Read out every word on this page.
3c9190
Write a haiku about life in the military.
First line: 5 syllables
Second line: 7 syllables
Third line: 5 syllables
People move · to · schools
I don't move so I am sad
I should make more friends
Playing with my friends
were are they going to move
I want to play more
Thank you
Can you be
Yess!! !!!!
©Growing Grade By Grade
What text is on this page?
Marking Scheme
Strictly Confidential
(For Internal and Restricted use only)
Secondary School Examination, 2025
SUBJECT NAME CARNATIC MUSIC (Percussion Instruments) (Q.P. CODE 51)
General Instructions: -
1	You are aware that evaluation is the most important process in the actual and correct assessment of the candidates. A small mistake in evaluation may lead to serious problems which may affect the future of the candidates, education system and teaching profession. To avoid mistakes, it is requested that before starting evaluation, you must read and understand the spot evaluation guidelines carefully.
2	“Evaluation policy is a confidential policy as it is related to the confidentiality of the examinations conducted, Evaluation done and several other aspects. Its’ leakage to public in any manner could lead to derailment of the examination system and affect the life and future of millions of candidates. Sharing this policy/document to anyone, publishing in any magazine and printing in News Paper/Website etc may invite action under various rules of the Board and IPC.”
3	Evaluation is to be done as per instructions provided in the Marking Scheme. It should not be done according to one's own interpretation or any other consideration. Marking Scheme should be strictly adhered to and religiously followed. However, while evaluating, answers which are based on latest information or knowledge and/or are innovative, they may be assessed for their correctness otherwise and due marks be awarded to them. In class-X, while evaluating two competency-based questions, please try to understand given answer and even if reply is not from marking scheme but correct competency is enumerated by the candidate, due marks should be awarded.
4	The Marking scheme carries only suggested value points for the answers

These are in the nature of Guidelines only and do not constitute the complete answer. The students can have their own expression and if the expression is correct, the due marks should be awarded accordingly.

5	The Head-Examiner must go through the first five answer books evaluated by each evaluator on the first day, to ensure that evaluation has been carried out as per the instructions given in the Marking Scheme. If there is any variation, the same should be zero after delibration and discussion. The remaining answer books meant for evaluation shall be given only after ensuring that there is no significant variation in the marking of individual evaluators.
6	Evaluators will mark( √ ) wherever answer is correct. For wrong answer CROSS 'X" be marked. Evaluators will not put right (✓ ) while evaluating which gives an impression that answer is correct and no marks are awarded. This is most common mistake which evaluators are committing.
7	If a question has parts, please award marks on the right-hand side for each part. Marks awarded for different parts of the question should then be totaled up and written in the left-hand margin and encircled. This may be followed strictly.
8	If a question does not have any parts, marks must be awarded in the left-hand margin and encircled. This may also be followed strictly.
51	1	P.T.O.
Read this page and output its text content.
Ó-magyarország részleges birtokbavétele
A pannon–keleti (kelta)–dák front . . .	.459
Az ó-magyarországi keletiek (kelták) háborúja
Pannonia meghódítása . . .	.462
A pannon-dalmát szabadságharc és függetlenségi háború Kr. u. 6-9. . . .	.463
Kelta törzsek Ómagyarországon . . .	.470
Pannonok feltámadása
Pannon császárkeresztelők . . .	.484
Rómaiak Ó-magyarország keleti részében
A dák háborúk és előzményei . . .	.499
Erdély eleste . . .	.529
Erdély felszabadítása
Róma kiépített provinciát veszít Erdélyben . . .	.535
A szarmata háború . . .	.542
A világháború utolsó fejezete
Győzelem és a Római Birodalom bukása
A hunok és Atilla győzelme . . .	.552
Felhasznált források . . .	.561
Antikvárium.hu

============================================================

◆ Prompt ◆
Your task is to print all of the records exactly.

◆ Response to the task ◆
Read out every word on this page.
3c9190
Write a haiku about life in the military.
First line: 5 syllables
Second line: 7 syllables
Third line: 5 syllables
People move · to · schools
I don't move so I am sad
I should make more friends
Playing with my friends
were are they going to move
I want to play more
Thank you
Can you be
Yess!! !!!!
©Growing Grade By Grade
What text is on this page?
Marking Scheme
Strictly Confidential
(For Internal and Restricted use only)
Secondary School Examination, 2025
SUBJECT NAME CARNATIC MUSIC (Percussion Instruments) (Q.P. CODE 51)
General Instructions: -
1	You are aware that evaluation is the most important process in the actual and correct assessment of the candidates. A small mistake in evaluation may lead to serious problems which may affect the future of the candidates, education system and teaching profession. To avoid mistakes, it is requested that before starting evaluation, you must read and understand the spot evaluation guidelines carefully.
2	“Evaluation policy is a confidential policy as it is related to the confidentiality of the examinations conducted, Evaluation done and several other aspects. Its’ leakage to public in any manner could lead to derailment of the examination system and affect the life and future of millions of candidates. Sharing this policy/document to anyone, publishing in any magazine and printing in News Paper/Website etc may invite action under various rules of the Board and IPC.”
3	Evaluation is to be done as per instructions provided in the Marking Scheme. It should not be done according to one's own interpretation or any other consideration. Marking Scheme should be strictly adhered to and religiously followed. However, while evaluating, answers which are based on latest information or knowledge and/or are innovative, they may be assessed for their correctness otherwise and due marks be awarded to them. In class-X, while evaluating two competency-based questions, please try to understand given answer and even if reply is not from marking scheme but correct competency is enumerated by the candidate, due marks should be awarded.
4	The Marking scheme carries only suggested value points for the answers

These are in the nature of Guidelines only and do not constitute the complete answer. The students can have their own expression and if the expression is correct, the due marks should be awarded accordingly.

5	The Head-Examiner must go through the first five answer books evaluated by each evaluator on the first day, to ensure that evaluation has been carried out as per the instructions given in the Marking Scheme. If there is any variation, the same should be zero after delibration and discussion. The remaining answer books meant for evaluation shall be given only after ensuring that there is no significant variation in the marking of individual evaluators.
6	Evaluators will mark( √ ) wherever answer is correct. For wrong answer CROSS 'X" be marked. Evaluators will not put right (✓ ) while evaluating which gives an impression that answer is correct and no marks are awarded. This is most common mistake which evaluators are committing.
7	If a question has parts, please award marks on the right-hand side for each part. Marks awarded for different parts of the question should then be totaled up and written in the left-hand margin and encircled. This may be followed strictly.
8	If a question does not have any parts, marks must be awarded in the left-hand margin and encircled. This may also be followed strictly.
51	1	P.T.O.
Read this page and output its text content.
Ó-magyarország részleges birtokbavétele
A pannon–keleti (kelta)–dák front . . .	.459
Az ó-magyarországi keletiek (kelták) háborúja
Pannonia meghódítása . . .	.462
A pannon-dalmát szabadságharc és függetlenségi háború Kr. u. 6-9. . . .	.463
Kelta törzsek Ómagyarországon . . .	.470
Pannonok feltámadása
Pannon császárkeresztelők . . .	.484
Rómaiak Ó-magyarország keleti részében
A dák háborúk és előzményei . . .	.499
Erdély eleste . . .	.529
Erdély felszabadítása
Róma kiépített provinciát veszít Erdélyben . . .	.535
A szarmata háború . . .	.542
A világháború utolsó fejezete
Győzelem és a Római Birodalom bukása
A hunok és Atilla győzelme . . .	.552
Felhasznált források . . .	.561
Antikvárium.hu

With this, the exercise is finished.